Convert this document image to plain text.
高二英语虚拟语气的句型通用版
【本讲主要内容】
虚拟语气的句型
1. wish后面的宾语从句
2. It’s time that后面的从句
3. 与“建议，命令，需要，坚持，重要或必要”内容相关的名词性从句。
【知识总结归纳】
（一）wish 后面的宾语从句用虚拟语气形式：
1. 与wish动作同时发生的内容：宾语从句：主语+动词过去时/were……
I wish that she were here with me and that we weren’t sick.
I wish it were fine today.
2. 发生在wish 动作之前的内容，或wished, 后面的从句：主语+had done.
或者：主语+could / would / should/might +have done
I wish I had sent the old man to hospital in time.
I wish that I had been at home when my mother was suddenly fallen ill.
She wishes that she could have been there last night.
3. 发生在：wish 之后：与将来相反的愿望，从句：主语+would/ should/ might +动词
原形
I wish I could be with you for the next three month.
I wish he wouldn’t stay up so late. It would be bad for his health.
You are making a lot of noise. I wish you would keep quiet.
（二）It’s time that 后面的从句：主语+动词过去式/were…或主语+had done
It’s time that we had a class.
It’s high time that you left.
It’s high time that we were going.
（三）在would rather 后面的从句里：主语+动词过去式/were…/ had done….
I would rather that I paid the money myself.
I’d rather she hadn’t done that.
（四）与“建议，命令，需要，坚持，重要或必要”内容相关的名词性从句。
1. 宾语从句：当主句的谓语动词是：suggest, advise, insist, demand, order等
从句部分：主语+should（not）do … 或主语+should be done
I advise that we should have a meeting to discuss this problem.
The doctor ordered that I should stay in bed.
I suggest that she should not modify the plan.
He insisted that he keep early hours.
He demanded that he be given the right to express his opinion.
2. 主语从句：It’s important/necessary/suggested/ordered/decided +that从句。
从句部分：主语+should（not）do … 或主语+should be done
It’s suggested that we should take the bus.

_REQUIREMENTS_. Return every entry verbatim.

_WRITTEN REPLY_.
Convert this document image to plain text.
高二英语虚拟语气的句型通用版
【本讲主要内容】
虚拟语气的句型
1. wish后面的宾语从句
2. It’s time that后面的从句
3. 与“建议，命令，需要，坚持，重要或必要”内容相关的名词性从句。
【知识总结归纳】
（一）wish 后面的宾语从句用虚拟语气形式：
1. 与wish动作同时发生的内容：宾语从句：主语+动词过去时/were……
I wish that she were here with me and that we weren’t sick.
I wish it were fine today.
2. 发生在wish 动作之前的内容，或wished, 后面的从句：主语+had done.
或者：主语+could / would / should/might +have done
I wish I had sent the old man to hospital in time.
I wish that I had been at home when my mother was suddenly fallen ill.
She wishes that she could have been there last night.
3. 发生在：wish 之后：与将来相反的愿望，从句：主语+would/ should/ might +动词
原形
I wish I could be with you for the next three month.
I wish he wouldn’t stay up so late. It would be bad for his health.
You are making a lot of noise. I wish you would keep quiet.
（二）It’s time that 后面的从句：主语+动词过去式/were…或主语+had done
It’s time that we had a class.
It’s high time that you left.
It’s high time that we were going.
（三）在would rather 后面的从句里：主语+动词过去式/were…/ had done….
I would rather that I paid the money myself.
I’d rather she hadn’t done that.
（四）与“建议，命令，需要，坚持，重要或必要”内容相关的名词性从句。
1. 宾语从句：当主句的谓语动词是：suggest, advise, insist, demand, order等
从句部分：主语+should（not）do … 或主语+should be done
I advise that we should have a meeting to discuss this problem.
The doctor ordered that I should stay in bed.
I suggest that she should not modify the plan.
He insisted that he keep early hours.
He demanded that he be given the right to express his opinion.
2. 主语从句：It’s important/necessary/suggested/ordered/decided +that从句。
从句部分：主语+should（not）do … 或主语+should be done
It’s suggested that we should take the bus.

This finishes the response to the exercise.